TASK DETAILS
Without the images, write out the whole listing exactly.

#### PROVIDED INFORMATION

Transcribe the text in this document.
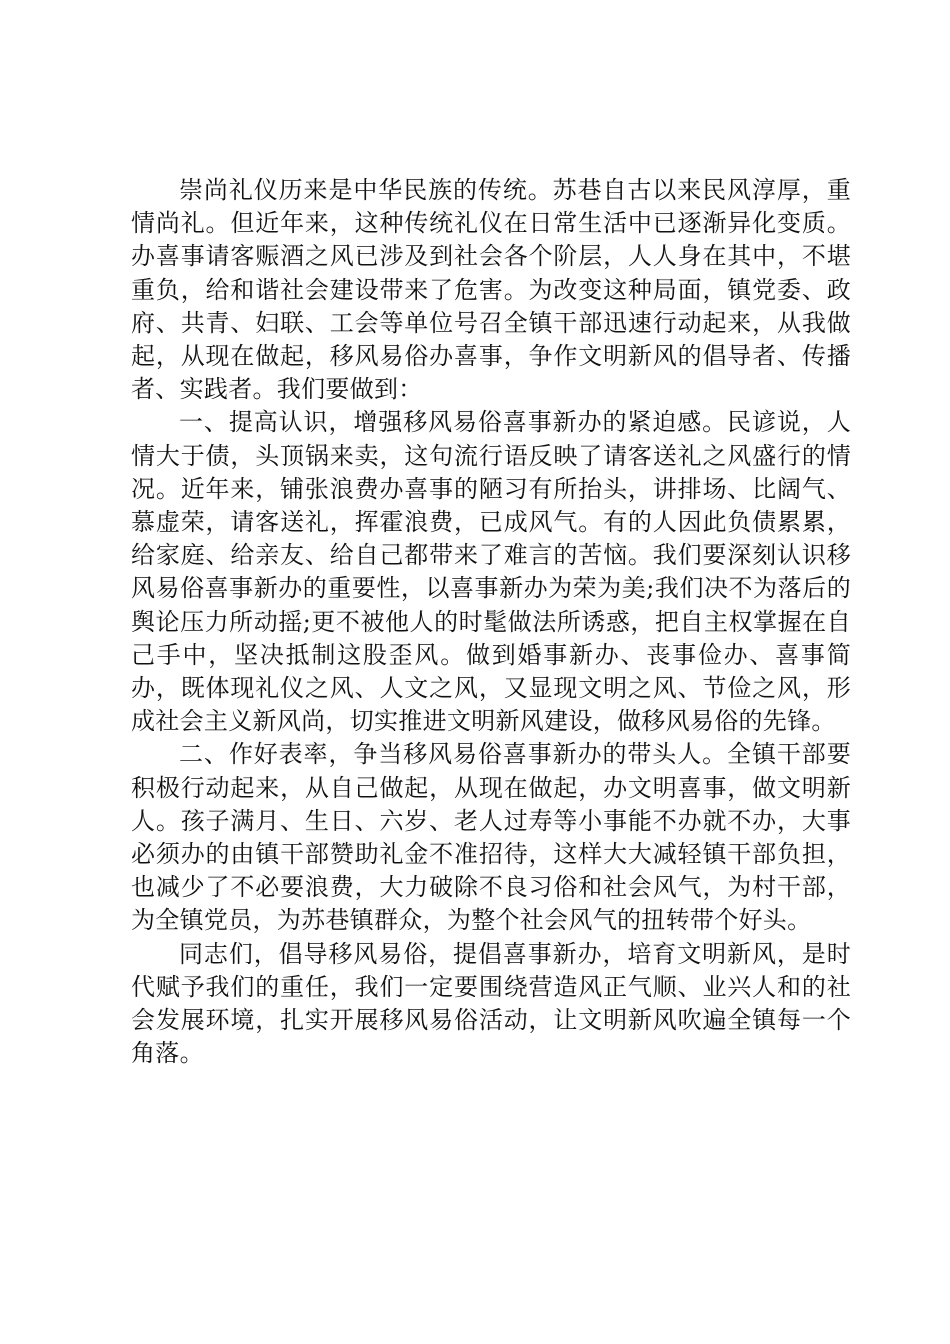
崇尚礼仪历来是中华民族的传统。苏巷自古以来民风淳厚，重情尚礼。但近年来，这种传统礼仪在日常生活中已逐渐异化变质。办喜事请客赈酒之风已涉及到社会各个阶层，人人身在其中，不堪重负，给和谐社会建设带来了危害。为改变这种局面，镇党委、政府、共青、妇联、工会等单位号召全镇干部迅速行动起来，从我做起，从现在做起，移风易俗办喜事，争作文明新风的倡导者、传播者、实践者。我们要做到：

一、提高认识，增强移风易俗喜事新办的紧迫感。民谚说，人情大于债，头顶锅来卖，这句流行语反映了请客送礼之风盛行的情况。近年来，铺张浪费办喜事的陋习有所抬头，讲排场、比阔气、慕虚荣，请客送礼，挥霍浪费，已成风气。有的人因此负债累累，给家庭、给亲友、给自己都带来了难言的苦恼。我们要深刻认识移风易俗喜事新办的重要性，以喜事新办为荣为美;我们决不为落后的舆论压力所动摇;更不被他人的时髦做法所诱惑，把自主权掌握在自己手中，坚决抵制这股歪风。做到婚事新办、丧事俭办、喜事简办，既体现礼仪之风、人文之风，又显现文明之风、节俭之风，形成社会主义新风尚，切实推进文明新风建设，做移风易俗的先锋。

二、作好表率，争当移风易俗喜事新办的带头人。全镇干部要积极行动起来，从自己做起，从现在做起，办文明喜事，做文明新人。孩子满月、生日、六岁、老人过寿等小事能不办就不办，大事必须办的由镇干部赞助礼金不准招待，这样大大减轻镇干部负担，也减少了不必要浪费，大力破除不良习俗和社会风气，为村干部，为全镇党员，为苏巷镇群众，为整个社会风气的扭转带个好头。

同志们，倡导移风易俗，提倡喜事新办，培育文明新风，是时代赋予我们的重任，我们一定要围绕营造风正气顺、业兴人和的社会发展环境，扎实开展移风易俗活动，让文明新风吹遍全镇每一个角落。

########

COMPLETED EXERCISE
Transcribe the text in this document.
崇尚礼仪历来是中华民族的传统。苏巷自古以来民风淳厚，重情尚礼。但近年来，这种传统礼仪在日常生活中已逐渐异化变质。办喜事请客赈酒之风已涉及到社会各个阶层，人人身在其中，不堪重负，给和谐社会建设带来了危害。为改变这种局面，镇党委、政府、共青、妇联、工会等单位号召全镇干部迅速行动起来，从我做起，从现在做起，移风易俗办喜事，争作文明新风的倡导者、传播者、实践者。我们要做到：

一、提高认识，增强移风易俗喜事新办的紧迫感。民谚说，人情大于债，头顶锅来卖，这句流行语反映了请客送礼之风盛行的情况。近年来，铺张浪费办喜事的陋习有所抬头，讲排场、比阔气、慕虚荣，请客送礼，挥霍浪费，已成风气。有的人因此负债累累，给家庭、给亲友、给自己都带来了难言的苦恼。我们要深刻认识移风易俗喜事新办的重要性，以喜事新办为荣为美;我们决不为落后的舆论压力所动摇;更不被他人的时髦做法所诱惑，把自主权掌握在自己手中，坚决抵制这股歪风。做到婚事新办、丧事俭办、喜事简办，既体现礼仪之风、人文之风，又显现文明之风、节俭之风，形成社会主义新风尚，切实推进文明新风建设，做移风易俗的先锋。

二、作好表率，争当移风易俗喜事新办的带头人。全镇干部要积极行动起来，从自己做起，从现在做起，办文明喜事，做文明新人。孩子满月、生日、六岁、老人过寿等小事能不办就不办，大事必须办的由镇干部赞助礼金不准招待，这样大大减轻镇干部负担，也减少了不必要浪费，大力破除不良习俗和社会风气，为村干部，为全镇党员，为苏巷镇群众，为整个社会风气的扭转带个好头。

同志们，倡导移风易俗，提倡喜事新办，培育文明新风，是时代赋予我们的重任，我们一定要围绕营造风正气顺、业兴人和的社会发展环境，扎实开展移风易俗活动，让文明新风吹遍全镇每一个角落。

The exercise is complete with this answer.